==== EXTRACTED INFORMATION
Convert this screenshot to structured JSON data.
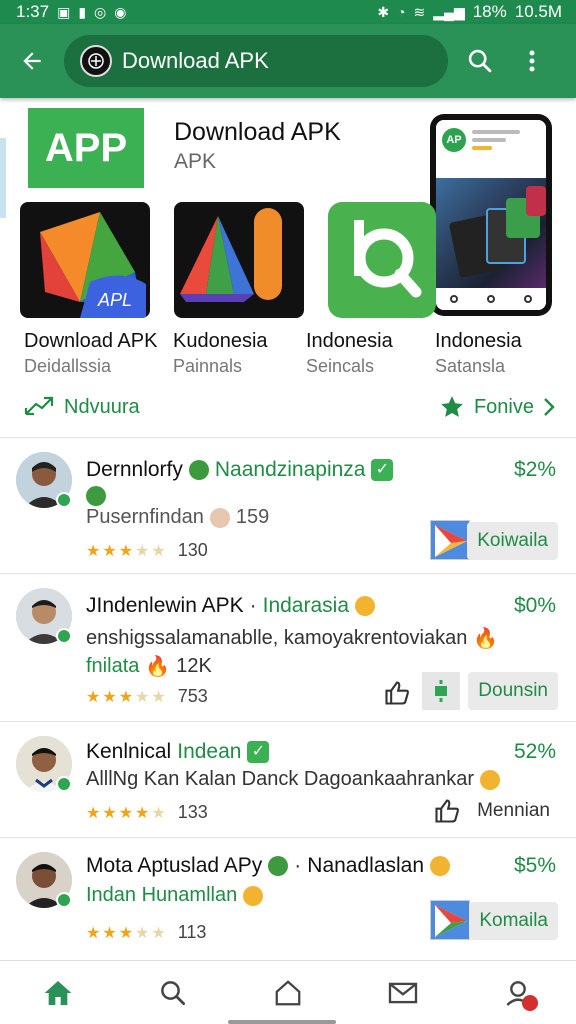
{
  "status_bar": {
    "time": "1:37",
    "battery": "18%",
    "clock_right": "10.5M"
  },
  "search_bar": {
    "text": "Download APK"
  },
  "header": {
    "badge_text": "APP",
    "title": "Download APK",
    "subtitle": "APK",
    "phone_logo_text": "AP"
  },
  "apps": [
    {
      "name": "Download APK",
      "sub": "Deidallssia",
      "icon_text": "APL"
    },
    {
      "name": "Kudonesia",
      "sub": "Painnals"
    },
    {
      "name": "Indonesia",
      "sub": "Seincals"
    },
    {
      "name": "Indonesia",
      "sub": "Satansla"
    }
  ],
  "hero_actions": {
    "left": "Ndvuura",
    "right": "Fonive"
  },
  "feed": [
    {
      "title": "Dernnlorfy",
      "title_tag": "Naandzinapinza",
      "percent": "$2%",
      "line1": "Pusernfindan",
      "line1_count": "159",
      "rating": 3.5,
      "rating_count": "130",
      "button": "Koiwaila"
    },
    {
      "title": "JIndenlewin APK",
      "title_tag": "Indarasia",
      "percent": "$0%",
      "line1": "enshigssalamanablle, kamoyakrentoviakan",
      "line2": "fnilata",
      "line2_count": "12K",
      "rating": 3,
      "rating_count": "753",
      "button": "Dounsin"
    },
    {
      "title": "Kenlnical",
      "title_tag": "Indean",
      "percent": "52%",
      "line1": "AlllNg Kan Kalan Danck Dagoankaahrankar",
      "rating": 3.5,
      "rating_count": "133",
      "button": "Mennian"
    },
    {
      "title": "Mota Aptuslad APy",
      "title_tag": "Nanadlaslan",
      "percent": "$5%",
      "line1": "Indan Hunamllan",
      "rating": 3,
      "rating_count": "113",
      "button": "Komaila"
    }
  ],
  "icons": {
    "back": "arrow-left-icon",
    "search": "search-icon",
    "more": "more-vert-icon",
    "nav": [
      "home-icon",
      "search-icon",
      "home-outline-icon",
      "mail-icon",
      "profile-icon"
    ]
  },
  "colors": {
    "primary": "#2a9257",
    "accent_green": "#1f8c45",
    "star": "#f2a416"
  }
}
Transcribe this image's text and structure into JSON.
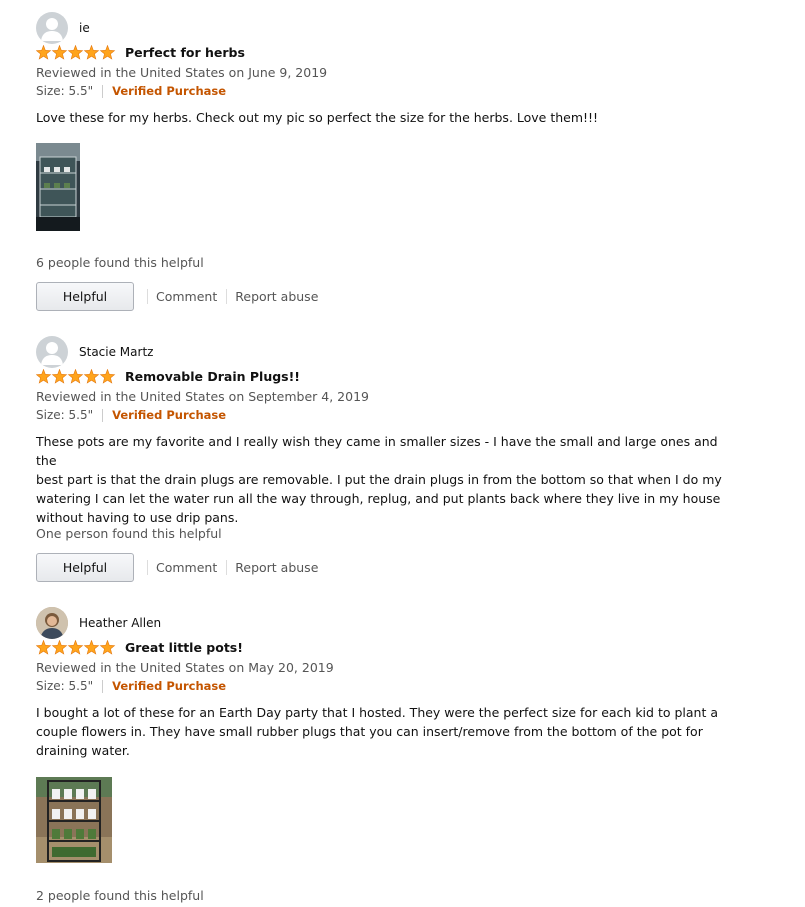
{
  "reviews": [
    {
      "name": "ie",
      "title": "Perfect for herbs",
      "rating": 5,
      "date": "Reviewed in the United States on June 9, 2019",
      "size": "Size: 5.5\"",
      "verified": "Verified Purchase",
      "body": [
        "Love these for my herbs. Check out my pic so perfect the size for the herbs. Love them!!!"
      ],
      "helpful_count": "6 people found this helpful",
      "helpful_label": "Helpful",
      "comment_label": "Comment",
      "report_label": "Report abuse"
    },
    {
      "name": "Stacie Martz",
      "title": "Removable Drain Plugs!!",
      "rating": 5,
      "date": "Reviewed in the United States on September 4, 2019",
      "size": "Size: 5.5\"",
      "verified": "Verified Purchase",
      "body": [
        "These pots are my favorite and I really wish they came in smaller sizes - I have the small and large ones and the",
        "best part is that the drain plugs are removable. I put the drain plugs in from the bottom so that when I do my",
        "watering I can let the water run all the way through, replug, and put plants back where they live in my house",
        "without having to use drip pans."
      ],
      "helpful_count": "One person found this helpful",
      "helpful_label": "Helpful",
      "comment_label": "Comment",
      "report_label": "Report abuse"
    },
    {
      "name": "Heather Allen",
      "title": "Great little pots!",
      "rating": 5,
      "date": "Reviewed in the United States on May 20, 2019",
      "size": "Size: 5.5\"",
      "verified": "Verified Purchase",
      "body": [
        "I bought a lot of these for an Earth Day party that I hosted. They were the perfect size for each kid to plant a",
        "couple flowers in. They have small rubber plugs that you can insert/remove from the bottom of the pot for",
        "draining water."
      ],
      "helpful_count": "2 people found this helpful"
    }
  ],
  "colors": {
    "star": "#ffa41c",
    "verified": "#c45500"
  }
}
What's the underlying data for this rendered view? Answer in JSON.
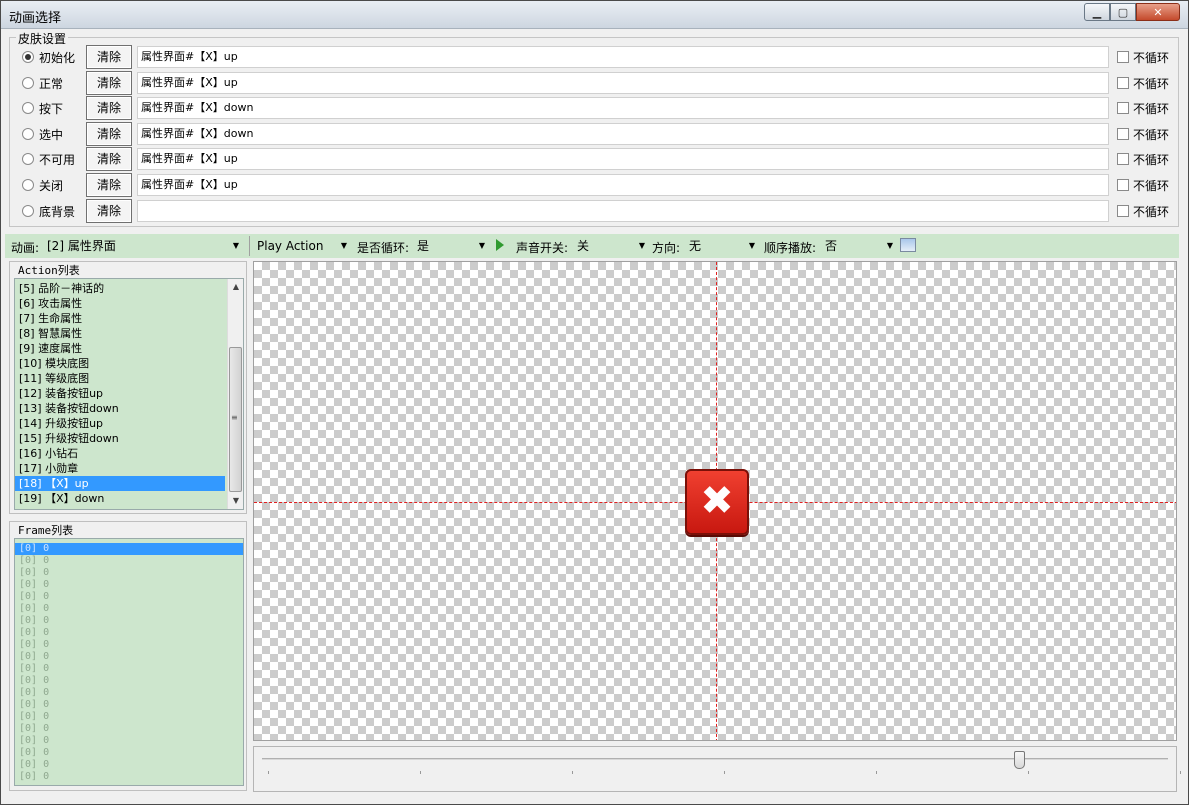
{
  "window": {
    "title": "动画选择",
    "min_icon": "▁",
    "max_icon": "▢",
    "close_icon": "✕"
  },
  "skin": {
    "legend": "皮肤设置",
    "rows": [
      {
        "label": "初始化",
        "checked": true,
        "clear": "清除",
        "path": "属性界面#【X】up",
        "loop": "不循环"
      },
      {
        "label": "正常",
        "checked": false,
        "clear": "清除",
        "path": "属性界面#【X】up",
        "loop": "不循环"
      },
      {
        "label": "按下",
        "checked": false,
        "clear": "清除",
        "path": "属性界面#【X】down",
        "loop": "不循环"
      },
      {
        "label": "选中",
        "checked": false,
        "clear": "清除",
        "path": "属性界面#【X】down",
        "loop": "不循环"
      },
      {
        "label": "不可用",
        "checked": false,
        "clear": "清除",
        "path": "属性界面#【X】up",
        "loop": "不循环"
      },
      {
        "label": "关闭",
        "checked": false,
        "clear": "清除",
        "path": "属性界面#【X】up",
        "loop": "不循环"
      },
      {
        "label": "底背景",
        "checked": false,
        "clear": "清除",
        "path": "",
        "loop": "不循环"
      }
    ]
  },
  "toolbar": {
    "anim_label": "动画:",
    "anim_value": "[2] 属性界面",
    "action_value": "Play Action",
    "loop_label": "是否循环:",
    "loop_value": "是",
    "sound_label": "声音开关:",
    "sound_value": "关",
    "dir_label": "方向:",
    "dir_value": "无",
    "seq_label": "顺序播放:",
    "seq_value": "否",
    "arrow": "▼"
  },
  "action_list": {
    "title": "Action列表",
    "items": [
      "[5] 品阶－神话的",
      "[6] 攻击属性",
      "[7] 生命属性",
      "[8] 智慧属性",
      "[9] 速度属性",
      "[10] 模块底图",
      "[11] 等级底图",
      "[12] 装备按钮up",
      "[13] 装备按钮down",
      "[14] 升级按钮up",
      "[15] 升级按钮down",
      "[16] 小钻石",
      "[17] 小勋章",
      "[18] 【X】up",
      "[19] 【X】down"
    ],
    "selected": 13,
    "scroll_up": "▲",
    "scroll_down": "▼",
    "grip": "≡"
  },
  "frame_list": {
    "title": "Frame列表",
    "items": [
      "[0] 0",
      "[0] 0",
      "[0] 0",
      "[0] 0",
      "[0] 0",
      "[0] 0",
      "[0] 0",
      "[0] 0",
      "[0] 0",
      "[0] 0",
      "[0] 0",
      "[0] 0",
      "[0] 0",
      "[0] 0",
      "[0] 0",
      "[0] 0",
      "[0] 0",
      "[0] 0",
      "[0] 0",
      "[0] 0"
    ],
    "selected": 0
  },
  "preview": {
    "sprite_glyph": "✖",
    "accent": "#e02020"
  },
  "timeline": {
    "value_fraction": 0.83
  }
}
========
• **DIRECTIONS**: Determine how many lines in the listing above hold the word "JSON", answering with the number only.

• **TASK SOLUTION**: 3